— begin —

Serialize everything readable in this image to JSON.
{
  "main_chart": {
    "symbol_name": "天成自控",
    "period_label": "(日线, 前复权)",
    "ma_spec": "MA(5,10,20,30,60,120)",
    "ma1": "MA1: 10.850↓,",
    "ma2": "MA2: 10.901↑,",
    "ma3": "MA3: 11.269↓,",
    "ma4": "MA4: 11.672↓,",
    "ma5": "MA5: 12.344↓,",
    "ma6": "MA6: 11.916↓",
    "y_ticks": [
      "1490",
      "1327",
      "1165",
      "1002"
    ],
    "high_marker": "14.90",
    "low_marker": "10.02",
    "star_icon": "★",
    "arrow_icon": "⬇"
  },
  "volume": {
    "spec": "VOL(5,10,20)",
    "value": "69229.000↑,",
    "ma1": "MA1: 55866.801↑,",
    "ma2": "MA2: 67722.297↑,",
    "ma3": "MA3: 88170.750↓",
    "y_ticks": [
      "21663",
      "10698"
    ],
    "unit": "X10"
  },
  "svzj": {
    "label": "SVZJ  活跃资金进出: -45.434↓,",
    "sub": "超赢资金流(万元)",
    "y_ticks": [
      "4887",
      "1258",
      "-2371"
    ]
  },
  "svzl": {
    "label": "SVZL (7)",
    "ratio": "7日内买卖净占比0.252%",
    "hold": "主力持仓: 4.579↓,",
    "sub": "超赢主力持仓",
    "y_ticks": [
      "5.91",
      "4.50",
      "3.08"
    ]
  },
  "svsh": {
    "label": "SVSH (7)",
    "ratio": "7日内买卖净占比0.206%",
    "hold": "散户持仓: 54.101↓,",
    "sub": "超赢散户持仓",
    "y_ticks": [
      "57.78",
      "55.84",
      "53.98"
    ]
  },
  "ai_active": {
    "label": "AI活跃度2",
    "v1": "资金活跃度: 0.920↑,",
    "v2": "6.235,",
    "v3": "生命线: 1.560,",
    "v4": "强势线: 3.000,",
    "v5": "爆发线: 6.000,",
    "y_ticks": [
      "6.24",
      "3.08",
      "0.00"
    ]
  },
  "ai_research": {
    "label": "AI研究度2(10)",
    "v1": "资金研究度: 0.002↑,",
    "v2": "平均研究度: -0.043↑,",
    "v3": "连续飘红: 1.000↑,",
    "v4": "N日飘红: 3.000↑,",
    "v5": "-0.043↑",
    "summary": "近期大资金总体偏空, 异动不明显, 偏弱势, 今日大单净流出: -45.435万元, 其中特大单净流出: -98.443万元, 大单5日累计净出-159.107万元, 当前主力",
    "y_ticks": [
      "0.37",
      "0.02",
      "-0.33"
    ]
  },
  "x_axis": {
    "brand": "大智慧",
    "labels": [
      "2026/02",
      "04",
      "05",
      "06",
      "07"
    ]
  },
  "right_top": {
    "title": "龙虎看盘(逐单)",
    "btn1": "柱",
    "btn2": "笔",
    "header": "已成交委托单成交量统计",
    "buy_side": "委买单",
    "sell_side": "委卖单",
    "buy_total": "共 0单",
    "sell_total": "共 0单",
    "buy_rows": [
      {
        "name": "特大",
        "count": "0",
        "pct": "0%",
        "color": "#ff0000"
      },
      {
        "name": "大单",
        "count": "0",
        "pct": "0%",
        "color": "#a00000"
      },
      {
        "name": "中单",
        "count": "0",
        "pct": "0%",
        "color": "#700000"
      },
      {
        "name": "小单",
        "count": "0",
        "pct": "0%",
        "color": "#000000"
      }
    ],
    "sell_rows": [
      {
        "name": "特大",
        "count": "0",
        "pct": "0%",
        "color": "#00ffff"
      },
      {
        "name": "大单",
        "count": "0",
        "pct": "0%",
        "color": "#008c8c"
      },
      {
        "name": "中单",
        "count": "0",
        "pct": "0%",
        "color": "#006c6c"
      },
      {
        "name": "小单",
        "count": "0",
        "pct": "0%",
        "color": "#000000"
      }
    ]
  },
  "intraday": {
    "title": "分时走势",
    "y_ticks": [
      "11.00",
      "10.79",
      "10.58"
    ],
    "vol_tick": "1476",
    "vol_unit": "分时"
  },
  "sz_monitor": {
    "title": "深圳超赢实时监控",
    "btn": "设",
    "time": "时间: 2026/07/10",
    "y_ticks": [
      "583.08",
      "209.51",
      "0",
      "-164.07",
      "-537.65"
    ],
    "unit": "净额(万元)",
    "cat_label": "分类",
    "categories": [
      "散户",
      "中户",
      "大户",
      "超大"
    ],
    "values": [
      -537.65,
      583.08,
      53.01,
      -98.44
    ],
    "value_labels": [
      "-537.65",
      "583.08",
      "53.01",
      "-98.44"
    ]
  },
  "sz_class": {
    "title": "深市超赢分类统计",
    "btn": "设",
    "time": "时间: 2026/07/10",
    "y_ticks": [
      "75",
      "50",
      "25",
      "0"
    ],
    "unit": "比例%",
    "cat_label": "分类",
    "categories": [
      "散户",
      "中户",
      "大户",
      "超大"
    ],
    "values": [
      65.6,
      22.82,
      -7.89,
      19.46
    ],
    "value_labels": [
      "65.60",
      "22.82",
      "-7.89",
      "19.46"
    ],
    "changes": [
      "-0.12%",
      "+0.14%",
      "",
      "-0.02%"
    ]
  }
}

— end —

→ **PROBLEM TO SOLVE**:
Using the listing above, reproduce each line without omission.

→ **FINAL ANSWER**:
Serialize everything readable in this image to JSON.
{
  "main_chart": {
    "symbol_name": "天成自控",
    "period_label": "(日线, 前复权)",
    "ma_spec": "MA(5,10,20,30,60,120)",
    "ma1": "MA1: 10.850↓,",
    "ma2": "MA2: 10.901↑,",
    "ma3": "MA3: 11.269↓,",
    "ma4": "MA4: 11.672↓,",
    "ma5": "MA5: 12.344↓,",
    "ma6": "MA6: 11.916↓",
    "y_ticks": [
      "1490",
      "1327",
      "1165",
      "1002"
    ],
    "high_marker": "14.90",
    "low_marker": "10.02",
    "star_icon": "★",
    "arrow_icon": "⬇"
  },
  "volume": {
    "spec": "VOL(5,10,20)",
    "value": "69229.000↑,",
    "ma1": "MA1: 55866.801↑,",
    "ma2": "MA2: 67722.297↑,",
    "ma3": "MA3: 88170.750↓",
    "y_ticks": [
      "21663",
      "10698"
    ],
    "unit": "X10"
  },
  "svzj": {
    "label": "SVZJ  活跃资金进出: -45.434↓,",
    "sub": "超赢资金流(万元)",
    "y_ticks": [
      "4887",
      "1258",
      "-2371"
    ]
  },
  "svzl": {
    "label": "SVZL (7)",
    "ratio": "7日内买卖净占比0.252%",
    "hold": "主力持仓: 4.579↓,",
    "sub": "超赢主力持仓",
    "y_ticks": [
      "5.91",
      "4.50",
      "3.08"
    ]
  },
  "svsh": {
    "label": "SVSH (7)",
    "ratio": "7日内买卖净占比0.206%",
    "hold": "散户持仓: 54.101↓,",
    "sub": "超赢散户持仓",
    "y_ticks": [
      "57.78",
      "55.84",
      "53.98"
    ]
  },
  "ai_active": {
    "label": "AI活跃度2",
    "v1": "资金活跃度: 0.920↑,",
    "v2": "6.235,",
    "v3": "生命线: 1.560,",
    "v4": "强势线: 3.000,",
    "v5": "爆发线: 6.000,",
    "y_ticks": [
      "6.24",
      "3.08",
      "0.00"
    ]
  },
  "ai_research": {
    "label": "AI研究度2(10)",
    "v1": "资金研究度: 0.002↑,",
    "v2": "平均研究度: -0.043↑,",
    "v3": "连续飘红: 1.000↑,",
    "v4": "N日飘红: 3.000↑,",
    "v5": "-0.043↑",
    "summary": "近期大资金总体偏空, 异动不明显, 偏弱势, 今日大单净流出: -45.435万元, 其中特大单净流出: -98.443万元, 大单5日累计净出-159.107万元, 当前主力",
    "y_ticks": [
      "0.37",
      "0.02",
      "-0.33"
    ]
  },
  "x_axis": {
    "brand": "大智慧",
    "labels": [
      "2026/02",
      "04",
      "05",
      "06",
      "07"
    ]
  },
  "right_top": {
    "title": "龙虎看盘(逐单)",
    "btn1": "柱",
    "btn2": "笔",
    "header": "已成交委托单成交量统计",
    "buy_side": "委买单",
    "sell_side": "委卖单",
    "buy_total": "共 0单",
    "sell_total": "共 0单",
    "buy_rows": [
      {
        "name": "特大",
        "count": "0",
        "pct": "0%",
        "color": "#ff0000"
      },
      {
        "name": "大单",
        "count": "0",
        "pct": "0%",
        "color": "#a00000"
      },
      {
        "name": "中单",
        "count": "0",
        "pct": "0%",
        "color": "#700000"
      },
      {
        "name": "小单",
        "count": "0",
        "pct": "0%",
        "color": "#000000"
      }
    ],
    "sell_rows": [
      {
        "name": "特大",
        "count": "0",
        "pct": "0%",
        "color": "#00ffff"
      },
      {
        "name": "大单",
        "count": "0",
        "pct": "0%",
        "color": "#008c8c"
      },
      {
        "name": "中单",
        "count": "0",
        "pct": "0%",
        "color": "#006c6c"
      },
      {
        "name": "小单",
        "count": "0",
        "pct": "0%",
        "color": "#000000"
      }
    ]
  },
  "intraday": {
    "title": "分时走势",
    "y_ticks": [
      "11.00",
      "10.79",
      "10.58"
    ],
    "vol_tick": "1476",
    "vol_unit": "分时"
  },
  "sz_monitor": {
    "title": "深圳超赢实时监控",
    "btn": "设",
    "time": "时间: 2026/07/10",
    "y_ticks": [
      "583.08",
      "209.51",
      "0",
      "-164.07",
      "-537.65"
    ],
    "unit": "净额(万元)",
    "cat_label": "分类",
    "categories": [
      "散户",
      "中户",
      "大户",
      "超大"
    ],
    "values": [
      -537.65,
      583.08,
      53.01,
      -98.44
    ],
    "value_labels": [
      "-537.65",
      "583.08",
      "53.01",
      "-98.44"
    ]
  },
  "sz_class": {
    "title": "深市超赢分类统计",
    "btn": "设",
    "time": "时间: 2026/07/10",
    "y_ticks": [
      "75",
      "50",
      "25",
      "0"
    ],
    "unit": "比例%",
    "cat_label": "分类",
    "categories": [
      "散户",
      "中户",
      "大户",
      "超大"
    ],
    "values": [
      65.6,
      22.82,
      -7.89,
      19.46
    ],
    "value_labels": [
      "65.60",
      "22.82",
      "-7.89",
      "19.46"
    ],
    "changes": [
      "-0.12%",
      "+0.14%",
      "",
      "-0.02%"
    ]
  }
}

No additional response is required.